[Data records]
○ ○ ○

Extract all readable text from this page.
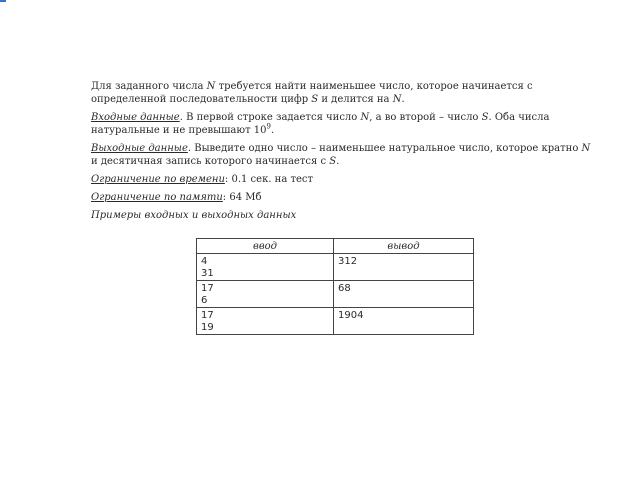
Для заданного числа N требуется найти наименьшее число, которое начинается с определенной последовательности цифр S и делится на N.

Входные данные. В первой строке задается число N, а во второй – число S. Оба числа натуральные и не превышают $10^9$.

Выходные данные. Выведите одно число – наименьшее натуральное число, которое кратно N и десятичная запись которого начинается с S.

Ограничение по времени: 0.1 сек. на тест

Ограничение по памяти: 64 Мб

Примеры входных и выходных данных

ввод	вывод

4
31	312

17
6	68

17
19	1904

○ ○ ○

§ Description of the task: Copy down every line of the entries containing the word "Ограничение".

§ Task output:
Ограничение по времени: 0.1 сек. на тест
Ограничение по памяти: 64 Мб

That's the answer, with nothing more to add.